» FRAGMENTO PARA LEER
-.-.-

¿Dónde encuentran el disfrute los técnicos en la Argentina?
La profesión de entrenador en la Argentina debería considerarse trabajo insalubre. A su modo y con distintas variables, cada técnico ha padecido o sigue padeciendo el clima áspero del entorno, la intolerancia, la naturalización de la urgencia y la histeria, la violencia y el maltrato mediático, la insatisfacción general que sólo calma ganar, ganar y ganar.
Nadie defiende a los técnicos, y como la costumbre de que los echen los ha ido educando poco a poco hasta convertirlos en funcionales al sistema, casi ya ni siquiera se defienden a sí mismos. Conocedores de los mecanismos habituales, son varios los que tiran la toalla con una rapidez llamativa en cuanto las cosas se tuercen.
En todo caso, sería injusto culparlos de esta situación. ¿Qué se les puede pedir? ¿Que se rebelen, que pidan un par de partidos más, que hagan un reclamo público? Les sobrarían argumentos para explicar las razones por las cuales sus ideas no terminan de funcionar. Saben mejor que nadie que para construir un equipo se necesitan unos plazos lógicos y un proceso de asimilación, conocimiento y consolidación que casi nadie les ofrece, sobre todo en clubes donde el éxito es el único mandato. Pero asumen ser el fusible más fácil de quitar y se entregan a la esperanza de encontrar en pocos meses otro club donde quizás las cosas les salgan mejor.
Escucho a Gustavo Alfaro hablar de retirarse a descansar, a Diego Cocca decir que se jugará la vida el domingo siguiente, veo lo ocurrido con Juan Antonio Pizzi o Sebastián Beccacece, leo que el Chacho Coudet, todavía campeón vigente de la Superliga, se va a fin de año y en todos los casos creo descubrir el permanente bombardeo al que son sometidos por parte de hinchas, dirigentes y medios de comunicación. Su consecuencia es un desgaste tan sofocante que acaba venciéndolos en cuanto sopla el primer viento en contra.
¿Y el disfrute dónde está?
Muchas veces me pregunto dónde encuentran el disfrute los entrenadores de nuestro fútbol. Imagino que la tensión y el espíritu de supervivencia –porque son eso, supervivientes en un medio muy hostil– les generarán la adrenalina imprescindible para competir y que ahí habrá un punto de goce. Esos instantes fugaces tal vez estén reservados para los entrenamientos en la semana, para cuando se gana un partido jugando de la forma en que se planificó o al comprobar que un futbolista mejora gracias a las enseñanzas recibidas. El costo, en todos los casos, resulta demasiado alto, porque cada partido es una prueba de fuego que se vive con una horrible sensación de ahogo y estrés contra la que no existen los antídotos.

-.-.-

» MATERIAL PROPORCIONADO
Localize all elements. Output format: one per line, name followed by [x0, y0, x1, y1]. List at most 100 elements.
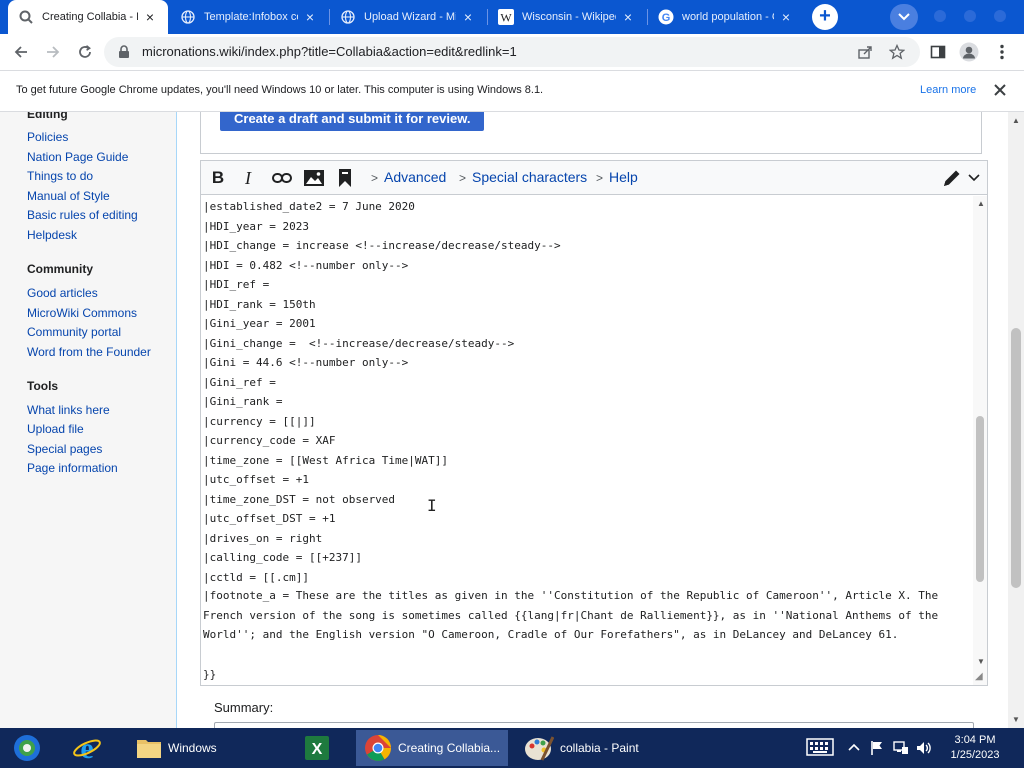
- arrow-right-icon: [47, 46, 60, 58]
- scroll-up-arrow-icon[interactable]: ▲: [1012, 116, 1020, 125]
- text-cursor-icon: I: [427, 496, 437, 515]
- sidebar-link-helpdesk[interactable]: Helpdesk: [27, 228, 77, 242]
- new-tab-button[interactable]: +: [812, 4, 838, 30]
- image-button[interactable]: [303, 168, 325, 188]
- sidebar-link-policies[interactable]: Policies: [27, 130, 68, 144]
- image-icon: [304, 170, 324, 186]
- code-line: |calling_code = [[+237]]: [203, 551, 362, 564]
- sidebar-link-upload-file[interactable]: Upload file: [27, 422, 84, 436]
- minimize-button[interactable]: [934, 10, 946, 22]
- close-icon[interactable]: [991, 81, 1009, 99]
- sidebar-link-what-links-here[interactable]: What links here: [27, 403, 110, 417]
- sidebar-link-things-to-do[interactable]: Things to do: [27, 169, 93, 183]
- taskbar-paint[interactable]: collabia - Paint: [516, 730, 672, 766]
- system-clock[interactable]: 3:04 PM 1/25/2023: [940, 733, 1010, 763]
- tab-creating-collabia[interactable]: Creating Collabia - Mi ×: [8, 0, 168, 34]
- side-panel-icon[interactable]: [928, 42, 948, 62]
- tab-world-population[interactable]: G world population - G ×: [648, 0, 804, 34]
- volume-icon[interactable]: [916, 740, 932, 759]
- code-line: |Gini_year = 2001: [203, 317, 316, 330]
- tab-upload-wizard[interactable]: Upload Wizard - Micr ×: [330, 0, 486, 34]
- chevron-right-icon: >: [371, 171, 379, 185]
- window-close-button[interactable]: [994, 10, 1006, 22]
- code-line: |time_zone_DST = not observed: [203, 492, 396, 506]
- close-icon[interactable]: ×: [142, 9, 158, 25]
- close-icon[interactable]: ×: [302, 9, 318, 25]
- kebab-menu-icon[interactable]: [992, 42, 1012, 62]
- network-icon[interactable]: [893, 740, 909, 759]
- chrome-icon: [364, 734, 392, 762]
- internet-explorer-icon: e: [72, 733, 102, 763]
- close-icon[interactable]: ×: [620, 9, 636, 25]
- footnote-paragraph: |footnote_a = These are the titles as gi…: [203, 589, 945, 641]
- create-draft-button[interactable]: Create a draft and submit it for review.: [220, 112, 484, 131]
- taskbar-excel[interactable]: X: [296, 730, 344, 766]
- sidebar-link-good-articles[interactable]: Good articles: [27, 286, 98, 300]
- advanced-menu[interactable]: > Advanced: [371, 169, 446, 185]
- bold-button[interactable]: B: [209, 168, 227, 188]
- chevron-right-icon: >: [596, 171, 604, 185]
- svg-text:W: W: [500, 11, 512, 25]
- tab-template-infobox[interactable]: Template:Infobox cou ×: [170, 0, 328, 34]
- tab-wisconsin-wikipedia[interactable]: W Wisconsin - Wikipedi ×: [488, 0, 646, 34]
- reference-button[interactable]: [337, 168, 353, 188]
- keyboard-icon[interactable]: [806, 737, 834, 760]
- special-characters-menu[interactable]: > Special characters: [459, 169, 587, 185]
- maximize-button[interactable]: [964, 10, 976, 22]
- code-line: |HDI_rank = 150th: [203, 297, 316, 311]
- folder-icon: [136, 737, 162, 759]
- scroll-down-arrow-icon[interactable]: ▼: [977, 657, 985, 666]
- forward-button[interactable]: [40, 39, 66, 65]
- sidebar-link-special-pages[interactable]: Special pages: [27, 442, 102, 456]
- resize-grip-icon[interactable]: ◢: [975, 671, 983, 682]
- help-menu[interactable]: > Help: [596, 169, 638, 185]
- back-button[interactable]: [8, 39, 34, 65]
- code-line: |Gini = 44.6 <!--number only-->: [203, 356, 409, 369]
- tab-search-button[interactable]: [890, 4, 918, 30]
- info-message: To get future Google Chrome updates, you…: [16, 84, 544, 96]
- taskbar-media-center[interactable]: [4, 730, 52, 766]
- editing-mode-switch[interactable]: [942, 168, 982, 188]
- bookmark-icon: [339, 169, 351, 187]
- sidebar-link-nation-page-guide[interactable]: Nation Page Guide: [27, 150, 128, 164]
- scroll-up-arrow-icon[interactable]: ▲: [977, 199, 985, 208]
- sidebar-link-community-portal[interactable]: Community portal: [27, 325, 121, 339]
- italic-button[interactable]: I: [239, 168, 257, 188]
- main-content: Create a draft and submit it for review.…: [176, 112, 1008, 728]
- media-center-icon: [12, 733, 42, 763]
- sidebar-link-word-from-founder[interactable]: Word from the Founder: [27, 345, 151, 359]
- flag-icon[interactable]: [870, 740, 884, 759]
- share-icon[interactable]: [856, 43, 874, 61]
- pencil-icon: [944, 170, 960, 186]
- reload-button[interactable]: [72, 39, 98, 65]
- code-line: |HDI = 0.482 <!--number only-->: [203, 258, 409, 272]
- summary-label: Summary:: [214, 700, 274, 715]
- sidebar-link-microwiki-commons[interactable]: MicroWiki Commons: [27, 306, 137, 320]
- profile-avatar-icon[interactable]: [959, 42, 979, 62]
- windows-taskbar: e Windows X Creating Collabia... collabi…: [0, 728, 1024, 768]
- scroll-down-arrow-icon[interactable]: ▼: [1012, 715, 1020, 724]
- editor-scrollbar-thumb[interactable]: [976, 416, 984, 582]
- address-bar[interactable]: micronations.wiki/index.php?title=Collab…: [104, 37, 920, 67]
- taskbar-windows-folder[interactable]: Windows: [128, 730, 288, 766]
- link-button[interactable]: [271, 168, 293, 188]
- clock-date: 1/25/2023: [950, 749, 1000, 761]
- wikitext-textarea[interactable]: |established_date2 = 7 June 2020 |HDI_ye…: [201, 196, 973, 685]
- sidebar-link-basic-rules[interactable]: Basic rules of editing: [27, 208, 138, 222]
- taskbar-label: collabia - Paint: [560, 741, 639, 755]
- sidebar-link-page-information[interactable]: Page information: [27, 461, 118, 475]
- page-scrollbar-thumb[interactable]: [1011, 328, 1021, 588]
- star-bookmark-icon[interactable]: [888, 43, 906, 61]
- chevron-up-icon[interactable]: [848, 740, 860, 754]
- taskbar-chrome-creating-collabia[interactable]: Creating Collabia...: [356, 730, 508, 766]
- learn-more-link[interactable]: Learn more: [920, 84, 976, 96]
- taskbar-internet-explorer[interactable]: e: [64, 730, 112, 766]
- close-icon[interactable]: ×: [460, 9, 476, 25]
- close-icon[interactable]: ×: [778, 9, 794, 25]
- sidebar-heading-editing: Editing: [27, 112, 68, 121]
- lock-icon[interactable]: [118, 45, 130, 64]
- tab-title: Template:Infobox cou: [204, 11, 298, 23]
- svg-text:X: X: [312, 741, 323, 758]
- google-icon: G: [658, 9, 674, 25]
- sidebar-link-manual-of-style[interactable]: Manual of Style: [27, 189, 110, 203]
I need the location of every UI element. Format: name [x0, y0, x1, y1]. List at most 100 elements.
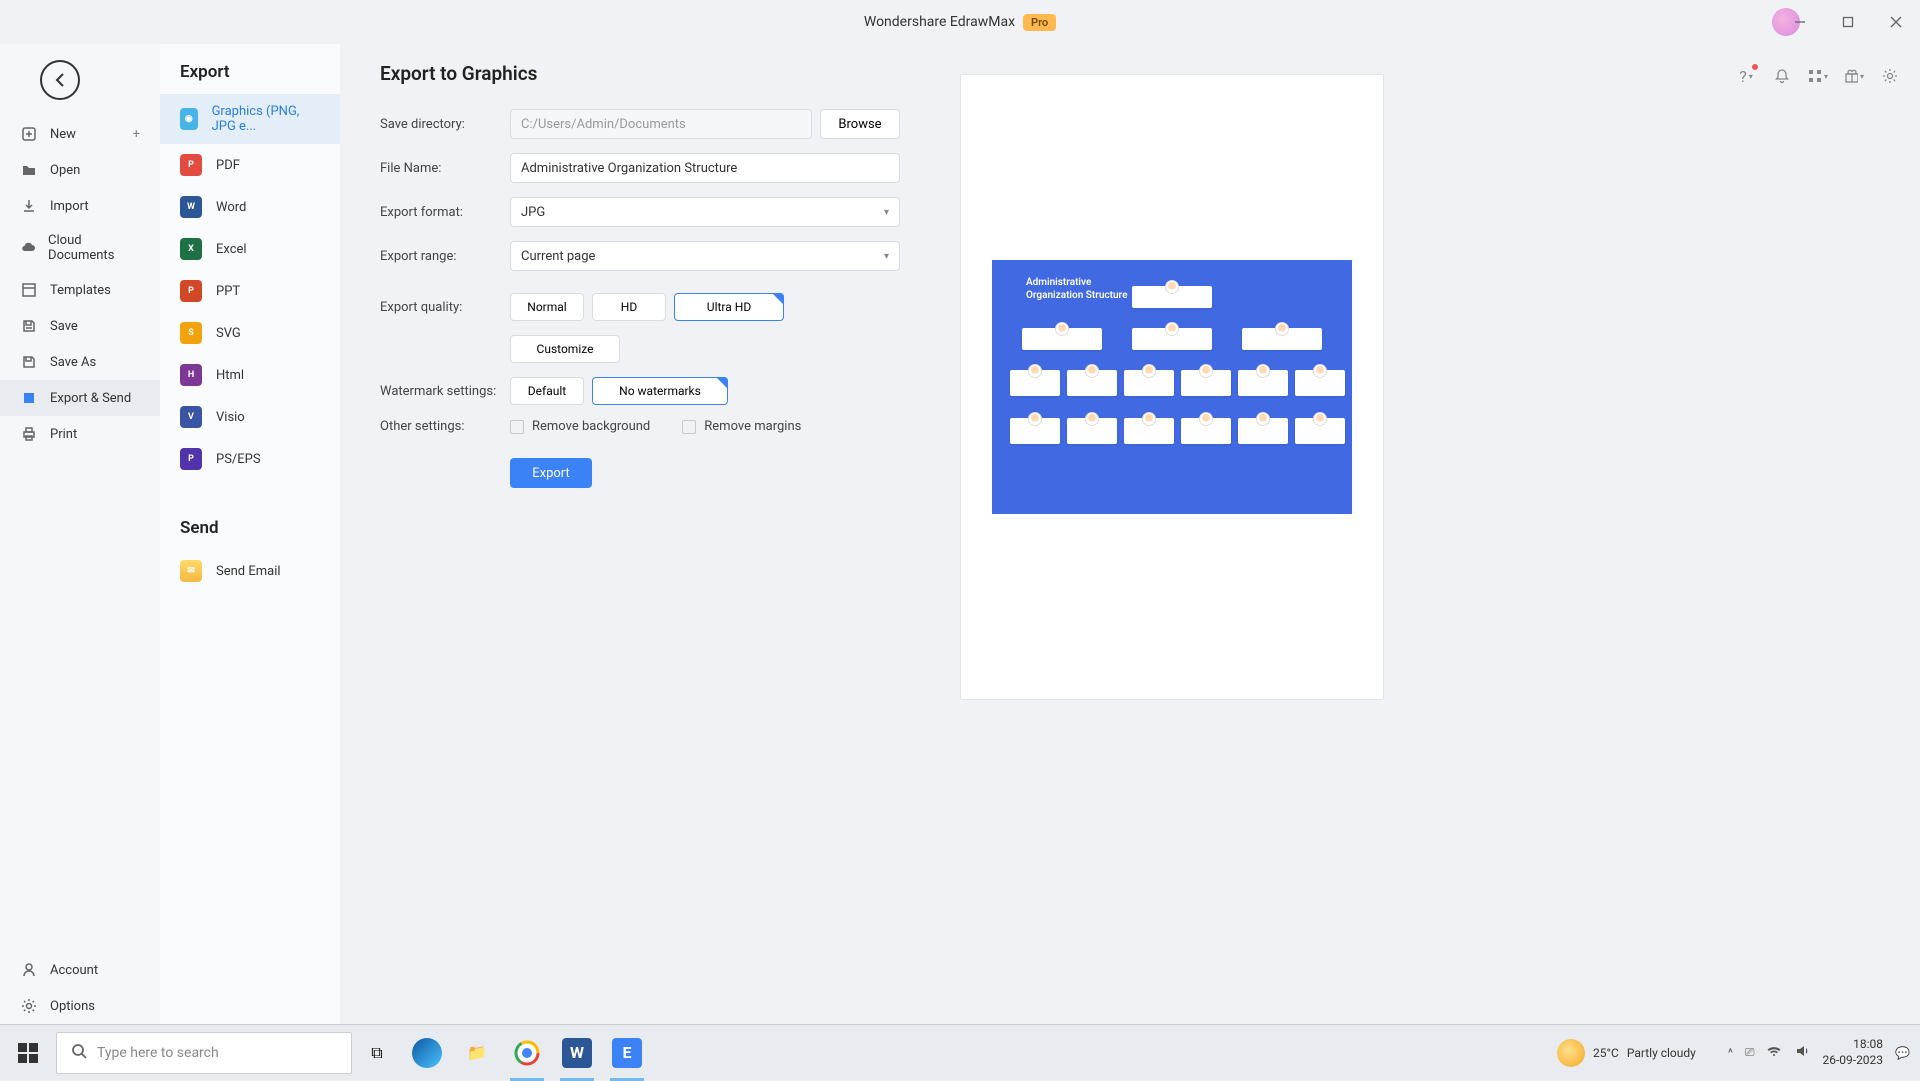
word-icon[interactable]: W: [552, 1025, 602, 1081]
export-icon: [20, 389, 38, 407]
preview-image: Administrative Organization Structure: [992, 260, 1352, 514]
excel-icon: X: [180, 238, 202, 260]
remove-background-checkbox[interactable]: Remove background: [510, 419, 650, 434]
sidebar-item-new[interactable]: New +: [0, 116, 160, 152]
export-range-select[interactable]: Current page ▾: [510, 241, 900, 271]
meet-now-icon[interactable]: ⎚: [1745, 1045, 1755, 1060]
export-type-label: SVG: [216, 326, 241, 341]
start-button[interactable]: [0, 1025, 56, 1081]
quality-ultra-hd[interactable]: Ultra HD: [674, 293, 784, 321]
sidebar-item-label: Print: [50, 427, 77, 442]
export-range-label: Export range:: [380, 249, 510, 264]
cloud-icon: [20, 239, 36, 257]
wifi-icon[interactable]: [1766, 1043, 1782, 1062]
weather-temp: 25°C: [1593, 1046, 1619, 1060]
minimize-button[interactable]: [1776, 0, 1824, 44]
edge-icon[interactable]: e: [402, 1025, 452, 1081]
export-button[interactable]: Export: [510, 458, 592, 488]
sidebar-item-save-as[interactable]: Save As: [0, 344, 160, 380]
export-type-ps[interactable]: P PS/EPS: [160, 438, 340, 480]
checkbox-icon: [510, 420, 524, 434]
edrawmax-icon[interactable]: E: [602, 1025, 652, 1081]
remove-margins-checkbox[interactable]: Remove margins: [682, 419, 801, 434]
titlebar: Wondershare EdrawMax Pro: [0, 0, 1920, 44]
weather-desc: Partly cloudy: [1627, 1046, 1696, 1060]
apps-icon[interactable]: ▾: [1808, 66, 1828, 86]
pro-badge: Pro: [1023, 14, 1056, 31]
watermark-default[interactable]: Default: [510, 377, 584, 405]
plus-square-icon: [20, 125, 38, 143]
save-as-icon: [20, 353, 38, 371]
sidebar-item-label: Import: [50, 199, 89, 214]
export-type-svg[interactable]: S SVG: [160, 312, 340, 354]
help-icon[interactable]: ?▾: [1736, 66, 1756, 86]
content-area: Export to Graphics Save directory: Brows…: [340, 44, 1920, 1024]
app-title: Wondershare EdrawMax: [864, 14, 1015, 30]
export-format-select[interactable]: JPG ▾: [510, 197, 900, 227]
gift-icon[interactable]: ▾: [1844, 66, 1864, 86]
export-type-excel[interactable]: X Excel: [160, 228, 340, 270]
task-view-icon[interactable]: ⧉: [352, 1025, 402, 1081]
sidebar-item-export-send[interactable]: Export & Send: [0, 380, 160, 416]
export-format-label: Export format:: [380, 205, 510, 220]
file-name-input[interactable]: [510, 153, 900, 183]
quality-normal[interactable]: Normal: [510, 293, 584, 321]
volume-icon[interactable]: [1794, 1043, 1810, 1062]
visio-icon: V: [180, 406, 202, 428]
row-customize: Customize: [380, 335, 900, 363]
export-type-pdf[interactable]: P PDF: [160, 144, 340, 186]
export-type-html[interactable]: H Html: [160, 354, 340, 396]
ps-icon: P: [180, 448, 202, 470]
chrome-icon[interactable]: [502, 1025, 552, 1081]
sidebar-item-label: Save: [50, 319, 78, 334]
plus-icon[interactable]: +: [133, 127, 140, 142]
maximize-button[interactable]: [1824, 0, 1872, 44]
pdf-icon: P: [180, 154, 202, 176]
sidebar-item-label: Export & Send: [50, 391, 131, 406]
chevron-down-icon: ▾: [884, 207, 889, 218]
customize-button[interactable]: Customize: [510, 335, 620, 363]
export-type-label: Graphics (PNG, JPG e...: [212, 104, 320, 134]
send-email[interactable]: ✉ Send Email: [160, 550, 340, 592]
graphics-icon: ◉: [180, 108, 198, 130]
sidebar-item-open[interactable]: Open: [0, 152, 160, 188]
toolbar-row: ?▾ ▾ ▾: [1660, 58, 1920, 94]
weather-widget[interactable]: 25°C Partly cloudy: [1557, 1039, 1696, 1067]
notifications-icon[interactable]: 💬: [1895, 1046, 1910, 1060]
sidebar-item-cloud[interactable]: Cloud Documents: [0, 224, 160, 272]
sidebar-item-save[interactable]: Save: [0, 308, 160, 344]
export-type-word[interactable]: W Word: [160, 186, 340, 228]
window-controls: [1776, 0, 1920, 44]
watermark-none[interactable]: No watermarks: [592, 377, 728, 405]
tray-datetime[interactable]: 18:08 26-09-2023: [1822, 1037, 1883, 1068]
sidebar-item-label: Account: [50, 963, 98, 978]
import-icon: [20, 197, 38, 215]
export-type-ppt[interactable]: P PPT: [160, 270, 340, 312]
sidebar-item-templates[interactable]: Templates: [0, 272, 160, 308]
explorer-icon[interactable]: 📁: [452, 1025, 502, 1081]
system-tray: 25°C Partly cloudy ^ ⎚ 18:08 26-09-2023 …: [1557, 1037, 1920, 1068]
file-sidebar: New + Open Import Cloud Documents Templa…: [0, 44, 160, 1024]
sidebar-item-import[interactable]: Import: [0, 188, 160, 224]
export-quality-label: Export quality:: [380, 300, 510, 315]
sidebar-item-label: Templates: [50, 283, 111, 298]
close-button[interactable]: [1872, 0, 1920, 44]
save-directory-input[interactable]: [510, 109, 812, 139]
tray-chevron-icon[interactable]: ^: [1728, 1046, 1733, 1060]
select-value: Current page: [521, 249, 595, 264]
taskbar-search[interactable]: Type here to search: [56, 1032, 352, 1074]
settings-icon[interactable]: [1880, 66, 1900, 86]
sidebar-item-options[interactable]: Options: [0, 988, 160, 1024]
export-type-label: Word: [216, 200, 246, 215]
browse-button[interactable]: Browse: [820, 109, 900, 139]
export-type-visio[interactable]: V Visio: [160, 396, 340, 438]
sidebar-item-print[interactable]: Print: [0, 416, 160, 452]
quality-hd[interactable]: HD: [592, 293, 666, 321]
back-button[interactable]: [40, 60, 80, 100]
export-type-graphics[interactable]: ◉ Graphics (PNG, JPG e...: [160, 94, 340, 144]
bell-icon[interactable]: [1772, 66, 1792, 86]
sidebar-item-account[interactable]: Account: [0, 952, 160, 988]
file-name-label: File Name:: [380, 161, 510, 176]
svg-icon: S: [180, 322, 202, 344]
checkbox-icon: [682, 420, 696, 434]
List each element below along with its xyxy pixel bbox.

-.-.-

» TRABAJO PEDIDO
a – Según el texto sobre los técnicos del fútbol argentino, ¿qué es lo único que calma la insatisfacción general?
b – Retoma el texto sobre los técnicos del fútbol argentino y escribe cómo sigue a partir de su última oración.

» RESPUESTAS DEL EJERCICIO
a – Solo la calma ganar, ganar y ganar.

b –
Son demasiados los elementos que conspiran contra la tarea de un entrenador que, por otra parte, hoy tiene que atender más funciones que nunca. La complejidad que ha alcanzado el juego en los últimos años los obliga a profundizar sus conocimientos, los futbolistas están cada vez más demandantes, los planteles se desarman con una frecuencia inusitada, los directivos que evalúan el trabajo no suelen estar futbolísticamente formados, el periodismo fogonea las reacciones del hincha apelando a movilizar sus emociones, y el hincha, gracias a la tecnología, cuenta con más información para analizar cada acción del técnico, cada cambio que realiza.
Por supuesto, todo esto se potencia en los clubes más grandes, donde la visibilidad es mayor, los errores cometidos se ven multiplicados por diez y, al contrario, los tiempos de cocción del equipo se dividen por diez. Entonces ocurre que un entrenador que en un clima pacífico, distendido y sin histerias como el de Defensa y Justicia razona más o menos bien y consigue imponer sus ideas, incluso las más sofisticadas, puede llegar a no sentirse capaz de desarrollar su tarea condicionado por las circunstancias en un ámbito plagado de obstáculos como el de Independiente.
La inestabilidad crónica afecta incluso la relación entrenador/jugador. La gran diferencia a favor de los equipos que realmente saben jugar la dan los matices y los detalles, que es justamente lo primero que se negocia cuando las cosas empiezan a ponerse mal, es decir, cuando llegan los momentos en que se ponen a prueba la convicción y la capacidad anímica de un técnico.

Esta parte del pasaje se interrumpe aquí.